Required task: Count how many lines have the word "población" in them. Reply with that number by itself.

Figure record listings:
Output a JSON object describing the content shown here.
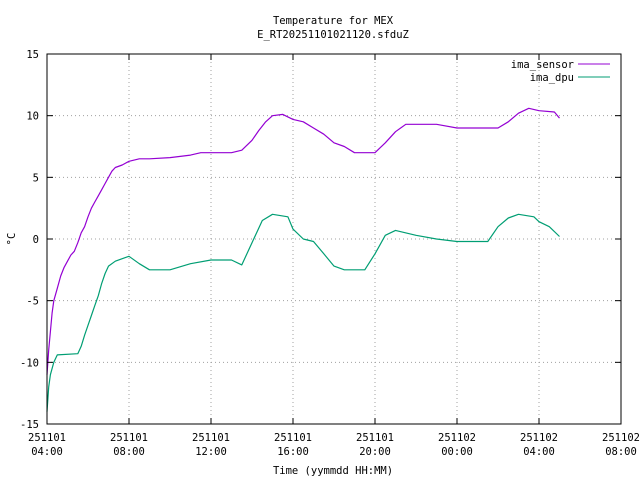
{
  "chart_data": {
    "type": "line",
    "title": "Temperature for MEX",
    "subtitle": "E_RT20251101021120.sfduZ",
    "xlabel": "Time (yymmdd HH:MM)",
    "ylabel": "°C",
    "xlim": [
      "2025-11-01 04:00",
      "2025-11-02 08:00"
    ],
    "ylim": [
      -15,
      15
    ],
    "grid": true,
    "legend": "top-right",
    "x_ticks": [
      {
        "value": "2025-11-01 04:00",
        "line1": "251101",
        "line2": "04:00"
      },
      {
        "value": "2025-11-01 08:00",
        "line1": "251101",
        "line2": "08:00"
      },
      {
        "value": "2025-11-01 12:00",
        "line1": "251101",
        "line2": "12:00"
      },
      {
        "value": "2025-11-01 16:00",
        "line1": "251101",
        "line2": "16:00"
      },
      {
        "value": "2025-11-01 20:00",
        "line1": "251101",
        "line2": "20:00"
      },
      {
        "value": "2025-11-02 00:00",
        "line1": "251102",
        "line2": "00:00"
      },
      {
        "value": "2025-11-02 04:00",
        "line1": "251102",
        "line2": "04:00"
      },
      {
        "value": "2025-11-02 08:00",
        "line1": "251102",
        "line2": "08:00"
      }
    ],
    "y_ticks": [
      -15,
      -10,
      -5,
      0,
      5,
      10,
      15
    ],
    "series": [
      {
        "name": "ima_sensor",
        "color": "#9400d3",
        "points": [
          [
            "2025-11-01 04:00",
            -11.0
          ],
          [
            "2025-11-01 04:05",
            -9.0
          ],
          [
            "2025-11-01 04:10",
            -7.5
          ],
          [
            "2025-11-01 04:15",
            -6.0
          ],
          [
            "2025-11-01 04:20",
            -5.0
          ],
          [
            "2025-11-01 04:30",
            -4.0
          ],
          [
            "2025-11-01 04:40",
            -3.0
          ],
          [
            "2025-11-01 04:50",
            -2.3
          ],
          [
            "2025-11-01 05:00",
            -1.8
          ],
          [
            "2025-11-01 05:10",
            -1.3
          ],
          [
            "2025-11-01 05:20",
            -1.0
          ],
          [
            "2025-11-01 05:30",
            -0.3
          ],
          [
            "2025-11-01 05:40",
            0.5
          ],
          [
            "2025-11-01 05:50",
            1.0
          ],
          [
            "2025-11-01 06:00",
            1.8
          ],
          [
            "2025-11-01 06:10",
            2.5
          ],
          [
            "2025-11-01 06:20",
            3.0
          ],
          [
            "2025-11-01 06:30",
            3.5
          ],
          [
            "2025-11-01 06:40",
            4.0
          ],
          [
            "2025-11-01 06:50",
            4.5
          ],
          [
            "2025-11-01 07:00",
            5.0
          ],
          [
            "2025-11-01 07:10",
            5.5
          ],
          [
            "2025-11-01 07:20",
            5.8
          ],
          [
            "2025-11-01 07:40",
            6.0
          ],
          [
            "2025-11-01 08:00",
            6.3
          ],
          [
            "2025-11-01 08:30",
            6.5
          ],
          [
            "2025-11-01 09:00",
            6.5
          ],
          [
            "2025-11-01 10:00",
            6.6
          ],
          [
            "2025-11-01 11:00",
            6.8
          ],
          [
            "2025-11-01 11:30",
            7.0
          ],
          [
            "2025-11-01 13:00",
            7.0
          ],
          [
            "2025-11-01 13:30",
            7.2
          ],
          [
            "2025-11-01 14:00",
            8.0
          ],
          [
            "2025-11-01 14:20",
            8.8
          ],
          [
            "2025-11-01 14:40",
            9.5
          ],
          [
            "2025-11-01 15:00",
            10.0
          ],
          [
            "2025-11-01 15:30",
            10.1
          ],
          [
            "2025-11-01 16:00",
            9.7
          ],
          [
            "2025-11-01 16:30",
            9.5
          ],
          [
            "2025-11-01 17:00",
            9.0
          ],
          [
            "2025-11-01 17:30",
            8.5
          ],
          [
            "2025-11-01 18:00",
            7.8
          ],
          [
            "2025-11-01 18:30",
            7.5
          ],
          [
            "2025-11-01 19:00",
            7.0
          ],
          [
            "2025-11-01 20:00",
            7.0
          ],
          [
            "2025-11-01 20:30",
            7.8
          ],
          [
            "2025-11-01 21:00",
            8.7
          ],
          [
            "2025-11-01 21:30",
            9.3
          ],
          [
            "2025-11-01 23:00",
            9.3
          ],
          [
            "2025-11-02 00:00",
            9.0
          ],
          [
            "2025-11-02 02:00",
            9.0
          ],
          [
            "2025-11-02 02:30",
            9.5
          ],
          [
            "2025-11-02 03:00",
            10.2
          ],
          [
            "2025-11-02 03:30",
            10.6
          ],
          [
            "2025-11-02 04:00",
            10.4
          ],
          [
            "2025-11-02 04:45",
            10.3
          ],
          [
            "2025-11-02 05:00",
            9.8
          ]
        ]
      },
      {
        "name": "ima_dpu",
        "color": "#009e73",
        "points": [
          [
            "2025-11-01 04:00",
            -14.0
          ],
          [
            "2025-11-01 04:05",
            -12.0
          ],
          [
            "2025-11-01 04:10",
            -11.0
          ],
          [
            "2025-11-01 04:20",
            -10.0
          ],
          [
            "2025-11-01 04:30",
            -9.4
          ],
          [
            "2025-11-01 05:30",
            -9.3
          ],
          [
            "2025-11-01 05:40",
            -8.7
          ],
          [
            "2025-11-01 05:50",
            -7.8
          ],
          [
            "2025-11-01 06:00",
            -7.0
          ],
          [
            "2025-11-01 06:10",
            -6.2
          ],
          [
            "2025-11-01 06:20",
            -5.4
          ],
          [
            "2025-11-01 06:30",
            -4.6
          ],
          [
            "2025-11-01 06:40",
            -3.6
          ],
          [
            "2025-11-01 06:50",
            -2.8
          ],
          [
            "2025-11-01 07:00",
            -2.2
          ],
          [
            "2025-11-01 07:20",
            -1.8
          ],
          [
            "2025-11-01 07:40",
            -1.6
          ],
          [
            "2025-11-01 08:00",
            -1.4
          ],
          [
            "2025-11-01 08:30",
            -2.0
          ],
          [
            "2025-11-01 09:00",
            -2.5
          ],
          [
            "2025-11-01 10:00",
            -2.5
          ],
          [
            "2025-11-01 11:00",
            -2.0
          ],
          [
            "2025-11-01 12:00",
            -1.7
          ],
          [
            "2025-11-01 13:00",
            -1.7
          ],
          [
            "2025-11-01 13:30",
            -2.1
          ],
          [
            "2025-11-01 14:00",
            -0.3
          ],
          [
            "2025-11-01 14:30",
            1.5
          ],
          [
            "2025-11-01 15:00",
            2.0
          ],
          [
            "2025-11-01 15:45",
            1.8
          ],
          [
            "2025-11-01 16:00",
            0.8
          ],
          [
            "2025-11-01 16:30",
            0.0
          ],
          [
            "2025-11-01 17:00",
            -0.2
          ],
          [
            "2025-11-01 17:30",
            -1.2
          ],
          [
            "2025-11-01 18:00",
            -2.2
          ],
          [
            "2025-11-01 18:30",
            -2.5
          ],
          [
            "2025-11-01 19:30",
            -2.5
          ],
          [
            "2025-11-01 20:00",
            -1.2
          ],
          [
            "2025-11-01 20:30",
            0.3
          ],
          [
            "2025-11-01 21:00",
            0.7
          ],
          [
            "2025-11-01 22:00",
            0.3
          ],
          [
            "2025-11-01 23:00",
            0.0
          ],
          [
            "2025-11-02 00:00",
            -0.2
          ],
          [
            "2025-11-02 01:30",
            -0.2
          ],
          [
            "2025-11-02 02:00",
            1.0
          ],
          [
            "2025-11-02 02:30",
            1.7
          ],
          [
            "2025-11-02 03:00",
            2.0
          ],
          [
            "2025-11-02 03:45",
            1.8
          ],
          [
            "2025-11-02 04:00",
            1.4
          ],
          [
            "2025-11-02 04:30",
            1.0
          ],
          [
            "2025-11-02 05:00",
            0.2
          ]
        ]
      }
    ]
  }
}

==

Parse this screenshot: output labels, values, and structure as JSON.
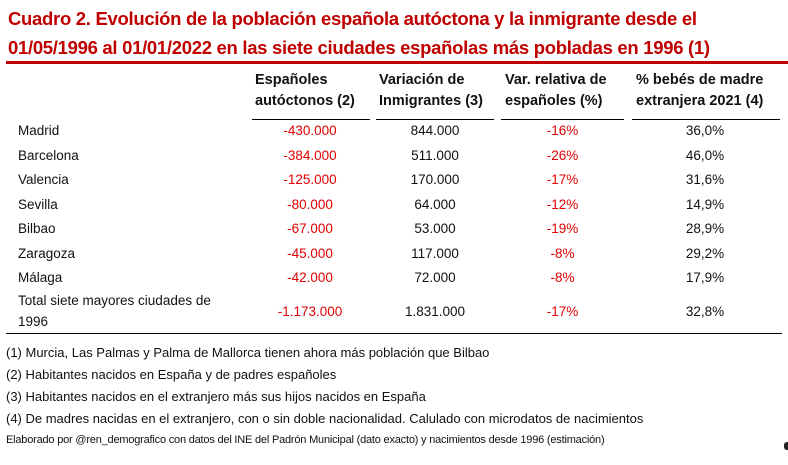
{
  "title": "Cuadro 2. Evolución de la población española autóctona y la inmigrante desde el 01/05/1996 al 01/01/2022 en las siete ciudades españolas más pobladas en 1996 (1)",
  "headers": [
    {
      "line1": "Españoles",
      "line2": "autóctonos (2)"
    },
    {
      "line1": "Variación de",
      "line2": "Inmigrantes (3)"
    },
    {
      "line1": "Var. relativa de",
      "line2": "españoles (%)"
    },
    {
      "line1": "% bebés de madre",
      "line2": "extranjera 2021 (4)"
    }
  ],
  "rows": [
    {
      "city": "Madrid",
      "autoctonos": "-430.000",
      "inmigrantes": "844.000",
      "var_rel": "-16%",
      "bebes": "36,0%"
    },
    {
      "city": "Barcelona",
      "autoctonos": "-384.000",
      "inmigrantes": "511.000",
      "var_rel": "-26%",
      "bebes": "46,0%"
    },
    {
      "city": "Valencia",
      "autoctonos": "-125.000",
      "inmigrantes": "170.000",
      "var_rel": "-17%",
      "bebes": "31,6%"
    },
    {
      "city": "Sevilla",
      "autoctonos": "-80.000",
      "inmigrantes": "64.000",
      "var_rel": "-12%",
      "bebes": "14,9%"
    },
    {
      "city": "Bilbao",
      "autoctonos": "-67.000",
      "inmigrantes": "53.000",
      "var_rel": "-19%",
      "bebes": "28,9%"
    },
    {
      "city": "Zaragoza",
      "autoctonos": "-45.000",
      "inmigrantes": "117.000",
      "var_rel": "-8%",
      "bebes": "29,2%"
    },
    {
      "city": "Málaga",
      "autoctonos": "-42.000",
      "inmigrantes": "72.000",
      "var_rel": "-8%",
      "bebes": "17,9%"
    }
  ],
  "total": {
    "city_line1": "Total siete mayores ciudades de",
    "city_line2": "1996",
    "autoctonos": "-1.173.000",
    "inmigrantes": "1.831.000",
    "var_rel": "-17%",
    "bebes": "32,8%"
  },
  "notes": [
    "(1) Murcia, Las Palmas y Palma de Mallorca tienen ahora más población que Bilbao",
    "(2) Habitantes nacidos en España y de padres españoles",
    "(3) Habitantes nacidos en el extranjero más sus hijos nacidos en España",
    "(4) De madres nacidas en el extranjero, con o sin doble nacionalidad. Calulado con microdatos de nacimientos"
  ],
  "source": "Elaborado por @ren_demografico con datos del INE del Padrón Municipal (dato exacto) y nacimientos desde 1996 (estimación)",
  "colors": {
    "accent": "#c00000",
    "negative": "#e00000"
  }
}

Problem solution: 2